Job: Each entry below is to be transcribed exactly.

====== Given information

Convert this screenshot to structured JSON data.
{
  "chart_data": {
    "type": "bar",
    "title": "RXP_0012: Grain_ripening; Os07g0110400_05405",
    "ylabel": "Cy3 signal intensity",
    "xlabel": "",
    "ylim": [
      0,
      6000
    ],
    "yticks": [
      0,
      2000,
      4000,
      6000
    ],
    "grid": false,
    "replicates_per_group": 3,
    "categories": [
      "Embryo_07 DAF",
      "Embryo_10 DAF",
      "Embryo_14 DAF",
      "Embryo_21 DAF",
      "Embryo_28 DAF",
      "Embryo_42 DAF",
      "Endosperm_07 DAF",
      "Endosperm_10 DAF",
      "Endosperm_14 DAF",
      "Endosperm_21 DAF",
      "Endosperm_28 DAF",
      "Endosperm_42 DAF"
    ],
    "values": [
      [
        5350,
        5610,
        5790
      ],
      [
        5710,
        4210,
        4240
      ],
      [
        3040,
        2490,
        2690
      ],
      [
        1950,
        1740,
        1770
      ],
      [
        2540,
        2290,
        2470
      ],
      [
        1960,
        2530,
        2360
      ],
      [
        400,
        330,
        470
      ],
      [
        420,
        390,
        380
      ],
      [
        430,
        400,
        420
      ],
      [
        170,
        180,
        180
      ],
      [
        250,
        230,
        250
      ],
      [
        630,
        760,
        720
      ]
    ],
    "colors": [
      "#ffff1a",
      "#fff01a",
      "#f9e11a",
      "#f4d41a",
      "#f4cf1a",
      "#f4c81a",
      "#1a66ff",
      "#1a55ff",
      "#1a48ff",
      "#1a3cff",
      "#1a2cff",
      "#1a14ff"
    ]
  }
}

============

Output of the task:
Convert this screenshot to structured JSON data.
{
  "chart_data": {
    "type": "bar",
    "title": "RXP_0012: Grain_ripening; Os07g0110400_05405",
    "ylabel": "Cy3 signal intensity",
    "xlabel": "",
    "ylim": [
      0,
      6000
    ],
    "yticks": [
      0,
      2000,
      4000,
      6000
    ],
    "grid": false,
    "replicates_per_group": 3,
    "categories": [
      "Embryo_07 DAF",
      "Embryo_10 DAF",
      "Embryo_14 DAF",
      "Embryo_21 DAF",
      "Embryo_28 DAF",
      "Embryo_42 DAF",
      "Endosperm_07 DAF",
      "Endosperm_10 DAF",
      "Endosperm_14 DAF",
      "Endosperm_21 DAF",
      "Endosperm_28 DAF",
      "Endosperm_42 DAF"
    ],
    "values": [
      [
        5350,
        5610,
        5790
      ],
      [
        5710,
        4210,
        4240
      ],
      [
        3040,
        2490,
        2690
      ],
      [
        1950,
        1740,
        1770
      ],
      [
        2540,
        2290,
        2470
      ],
      [
        1960,
        2530,
        2360
      ],
      [
        400,
        330,
        470
      ],
      [
        420,
        390,
        380
      ],
      [
        430,
        400,
        420
      ],
      [
        170,
        180,
        180
      ],
      [
        250,
        230,
        250
      ],
      [
        630,
        760,
        720
      ]
    ],
    "colors": [
      "#ffff1a",
      "#fff01a",
      "#f9e11a",
      "#f4d41a",
      "#f4cf1a",
      "#f4c81a",
      "#1a66ff",
      "#1a55ff",
      "#1a48ff",
      "#1a3cff",
      "#1a2cff",
      "#1a14ff"
    ]
  }
}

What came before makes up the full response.